(Records from a collection)
******************************
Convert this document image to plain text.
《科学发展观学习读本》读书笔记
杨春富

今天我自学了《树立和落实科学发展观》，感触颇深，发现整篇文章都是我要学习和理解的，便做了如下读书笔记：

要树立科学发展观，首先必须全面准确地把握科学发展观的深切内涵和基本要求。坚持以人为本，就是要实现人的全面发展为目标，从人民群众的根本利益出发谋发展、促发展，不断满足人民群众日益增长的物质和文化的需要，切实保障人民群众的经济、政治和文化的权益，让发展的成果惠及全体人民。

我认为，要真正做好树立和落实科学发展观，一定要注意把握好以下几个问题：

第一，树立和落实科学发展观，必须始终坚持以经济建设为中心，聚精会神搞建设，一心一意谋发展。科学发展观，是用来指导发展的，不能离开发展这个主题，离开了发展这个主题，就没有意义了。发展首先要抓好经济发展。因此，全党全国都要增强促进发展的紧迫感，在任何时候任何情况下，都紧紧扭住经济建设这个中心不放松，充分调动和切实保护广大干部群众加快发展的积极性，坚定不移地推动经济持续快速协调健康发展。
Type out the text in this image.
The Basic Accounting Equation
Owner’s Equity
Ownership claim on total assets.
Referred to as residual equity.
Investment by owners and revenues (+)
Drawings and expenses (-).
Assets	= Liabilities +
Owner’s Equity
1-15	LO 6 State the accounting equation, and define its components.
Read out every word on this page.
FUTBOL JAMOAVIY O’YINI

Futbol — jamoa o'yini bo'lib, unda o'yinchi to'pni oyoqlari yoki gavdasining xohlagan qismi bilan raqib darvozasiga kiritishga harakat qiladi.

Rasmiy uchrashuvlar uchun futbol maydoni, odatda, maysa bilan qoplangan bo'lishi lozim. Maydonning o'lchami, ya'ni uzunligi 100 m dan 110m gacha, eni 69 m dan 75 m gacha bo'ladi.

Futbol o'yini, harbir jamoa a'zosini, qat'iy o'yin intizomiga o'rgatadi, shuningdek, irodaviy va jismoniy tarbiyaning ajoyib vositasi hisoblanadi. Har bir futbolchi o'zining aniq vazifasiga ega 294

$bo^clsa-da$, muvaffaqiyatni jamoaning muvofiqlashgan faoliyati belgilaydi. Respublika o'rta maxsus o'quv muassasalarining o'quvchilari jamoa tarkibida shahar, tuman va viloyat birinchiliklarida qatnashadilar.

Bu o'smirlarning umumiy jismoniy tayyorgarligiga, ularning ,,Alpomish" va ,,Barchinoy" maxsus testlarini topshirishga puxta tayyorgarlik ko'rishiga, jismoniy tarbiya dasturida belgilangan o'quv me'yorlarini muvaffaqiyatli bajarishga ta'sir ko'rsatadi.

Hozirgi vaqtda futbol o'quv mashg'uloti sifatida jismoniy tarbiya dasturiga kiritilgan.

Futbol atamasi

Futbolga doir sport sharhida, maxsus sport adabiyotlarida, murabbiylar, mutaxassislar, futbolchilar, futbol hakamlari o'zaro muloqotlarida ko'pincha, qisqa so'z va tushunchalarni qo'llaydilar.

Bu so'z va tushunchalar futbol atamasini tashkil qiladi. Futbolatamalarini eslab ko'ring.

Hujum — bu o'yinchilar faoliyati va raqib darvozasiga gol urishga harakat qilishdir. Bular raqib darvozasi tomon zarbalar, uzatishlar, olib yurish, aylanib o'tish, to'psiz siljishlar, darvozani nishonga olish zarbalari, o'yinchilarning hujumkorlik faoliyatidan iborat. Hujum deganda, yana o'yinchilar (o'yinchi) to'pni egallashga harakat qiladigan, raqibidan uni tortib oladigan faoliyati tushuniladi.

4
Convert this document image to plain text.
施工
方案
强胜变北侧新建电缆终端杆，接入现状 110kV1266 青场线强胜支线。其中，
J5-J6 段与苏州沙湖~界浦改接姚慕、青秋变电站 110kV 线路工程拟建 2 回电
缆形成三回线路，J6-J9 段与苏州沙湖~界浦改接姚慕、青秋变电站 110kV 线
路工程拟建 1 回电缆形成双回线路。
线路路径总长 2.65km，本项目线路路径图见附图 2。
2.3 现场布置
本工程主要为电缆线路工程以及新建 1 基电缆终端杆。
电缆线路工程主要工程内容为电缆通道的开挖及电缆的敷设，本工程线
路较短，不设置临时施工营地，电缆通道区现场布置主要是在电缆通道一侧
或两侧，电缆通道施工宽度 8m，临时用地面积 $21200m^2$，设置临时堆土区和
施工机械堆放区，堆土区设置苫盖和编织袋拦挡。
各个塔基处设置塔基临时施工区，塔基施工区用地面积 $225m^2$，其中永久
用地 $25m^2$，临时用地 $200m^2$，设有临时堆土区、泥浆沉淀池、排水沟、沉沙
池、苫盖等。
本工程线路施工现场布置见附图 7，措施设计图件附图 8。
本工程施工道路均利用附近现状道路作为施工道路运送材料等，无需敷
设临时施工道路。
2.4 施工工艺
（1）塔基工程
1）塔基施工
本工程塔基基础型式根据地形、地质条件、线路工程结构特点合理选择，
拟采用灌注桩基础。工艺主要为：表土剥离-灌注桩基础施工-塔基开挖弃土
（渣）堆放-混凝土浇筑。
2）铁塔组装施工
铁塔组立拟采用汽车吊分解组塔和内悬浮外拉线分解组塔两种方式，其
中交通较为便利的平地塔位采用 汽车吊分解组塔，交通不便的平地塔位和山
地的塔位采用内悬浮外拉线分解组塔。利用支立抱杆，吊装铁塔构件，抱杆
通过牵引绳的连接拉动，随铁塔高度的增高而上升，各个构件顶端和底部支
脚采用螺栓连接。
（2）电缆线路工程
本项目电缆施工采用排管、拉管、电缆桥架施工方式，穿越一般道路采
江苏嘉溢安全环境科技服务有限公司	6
******************************
_Instructions for the task_
Quote each line of the listing above exactly.

_Task output_
Convert this document image to plain text.
《科学发展观学习读本》读书笔记
杨春富

今天我自学了《树立和落实科学发展观》，感触颇深，发现整篇文章都是我要学习和理解的，便做了如下读书笔记：

要树立科学发展观，首先必须全面准确地把握科学发展观的深切内涵和基本要求。坚持以人为本，就是要实现人的全面发展为目标，从人民群众的根本利益出发谋发展、促发展，不断满足人民群众日益增长的物质和文化的需要，切实保障人民群众的经济、政治和文化的权益，让发展的成果惠及全体人民。

我认为，要真正做好树立和落实科学发展观，一定要注意把握好以下几个问题：

第一，树立和落实科学发展观，必须始终坚持以经济建设为中心，聚精会神搞建设，一心一意谋发展。科学发展观，是用来指导发展的，不能离开发展这个主题，离开了发展这个主题，就没有意义了。发展首先要抓好经济发展。因此，全党全国都要增强促进发展的紧迫感，在任何时候任何情况下，都紧紧扭住经济建设这个中心不放松，充分调动和切实保护广大干部群众加快发展的积极性，坚定不移地推动经济持续快速协调健康发展。
Type out the text in this image.
The Basic Accounting Equation
Owner’s Equity
Ownership claim on total assets.
Referred to as residual equity.
Investment by owners and revenues (+)
Drawings and expenses (-).
Assets	= Liabilities +
Owner’s Equity
1-15	LO 6 State the accounting equation, and define its components.
Read out every word on this page.
FUTBOL JAMOAVIY O’YINI

Futbol — jamoa o'yini bo'lib, unda o'yinchi to'pni oyoqlari yoki gavdasining xohlagan qismi bilan raqib darvozasiga kiritishga harakat qiladi.

Rasmiy uchrashuvlar uchun futbol maydoni, odatda, maysa bilan qoplangan bo'lishi lozim. Maydonning o'lchami, ya'ni uzunligi 100 m dan 110m gacha, eni 69 m dan 75 m gacha bo'ladi.

Futbol o'yini, harbir jamoa a'zosini, qat'iy o'yin intizomiga o'rgatadi, shuningdek, irodaviy va jismoniy tarbiyaning ajoyib vositasi hisoblanadi. Har bir futbolchi o'zining aniq vazifasiga ega 294

$bo^clsa-da$, muvaffaqiyatni jamoaning muvofiqlashgan faoliyati belgilaydi. Respublika o'rta maxsus o'quv muassasalarining o'quvchilari jamoa tarkibida shahar, tuman va viloyat birinchiliklarida qatnashadilar.

Bu o'smirlarning umumiy jismoniy tayyorgarligiga, ularning ,,Alpomish" va ,,Barchinoy" maxsus testlarini topshirishga puxta tayyorgarlik ko'rishiga, jismoniy tarbiya dasturida belgilangan o'quv me'yorlarini muvaffaqiyatli bajarishga ta'sir ko'rsatadi.

Hozirgi vaqtda futbol o'quv mashg'uloti sifatida jismoniy tarbiya dasturiga kiritilgan.

Futbol atamasi

Futbolga doir sport sharhida, maxsus sport adabiyotlarida, murabbiylar, mutaxassislar, futbolchilar, futbol hakamlari o'zaro muloqotlarida ko'pincha, qisqa so'z va tushunchalarni qo'llaydilar.

Bu so'z va tushunchalar futbol atamasini tashkil qiladi. Futbolatamalarini eslab ko'ring.

Hujum — bu o'yinchilar faoliyati va raqib darvozasiga gol urishga harakat qilishdir. Bular raqib darvozasi tomon zarbalar, uzatishlar, olib yurish, aylanib o'tish, to'psiz siljishlar, darvozani nishonga olish zarbalari, o'yinchilarning hujumkorlik faoliyatidan iborat. Hujum deganda, yana o'yinchilar (o'yinchi) to'pni egallashga harakat qiladigan, raqibidan uni tortib oladigan faoliyati tushuniladi.

4
Convert this document image to plain text.
施工
方案
强胜变北侧新建电缆终端杆，接入现状 110kV1266 青场线强胜支线。其中，
J5-J6 段与苏州沙湖~界浦改接姚慕、青秋变电站 110kV 线路工程拟建 2 回电
缆形成三回线路，J6-J9 段与苏州沙湖~界浦改接姚慕、青秋变电站 110kV 线
路工程拟建 1 回电缆形成双回线路。
线路路径总长 2.65km，本项目线路路径图见附图 2。
2.3 现场布置
本工程主要为电缆线路工程以及新建 1 基电缆终端杆。
电缆线路工程主要工程内容为电缆通道的开挖及电缆的敷设，本工程线
路较短，不设置临时施工营地，电缆通道区现场布置主要是在电缆通道一侧
或两侧，电缆通道施工宽度 8m，临时用地面积 $21200m^2$，设置临时堆土区和
施工机械堆放区，堆土区设置苫盖和编织袋拦挡。
各个塔基处设置塔基临时施工区，塔基施工区用地面积 $225m^2$，其中永久
用地 $25m^2$，临时用地 $200m^2$，设有临时堆土区、泥浆沉淀池、排水沟、沉沙
池、苫盖等。
本工程线路施工现场布置见附图 7，措施设计图件附图 8。
本工程施工道路均利用附近现状道路作为施工道路运送材料等，无需敷
设临时施工道路。
2.4 施工工艺
（1）塔基工程
1）塔基施工
本工程塔基基础型式根据地形、地质条件、线路工程结构特点合理选择，
拟采用灌注桩基础。工艺主要为：表土剥离-灌注桩基础施工-塔基开挖弃土
（渣）堆放-混凝土浇筑。
2）铁塔组装施工
铁塔组立拟采用汽车吊分解组塔和内悬浮外拉线分解组塔两种方式，其
中交通较为便利的平地塔位采用 汽车吊分解组塔，交通不便的平地塔位和山
地的塔位采用内悬浮外拉线分解组塔。利用支立抱杆，吊装铁塔构件，抱杆
通过牵引绳的连接拉动，随铁塔高度的增高而上升，各个构件顶端和底部支
脚采用螺栓连接。
（2）电缆线路工程
本项目电缆施工采用排管、拉管、电缆桥架施工方式，穿越一般道路采
江苏嘉溢安全环境科技服务有限公司	6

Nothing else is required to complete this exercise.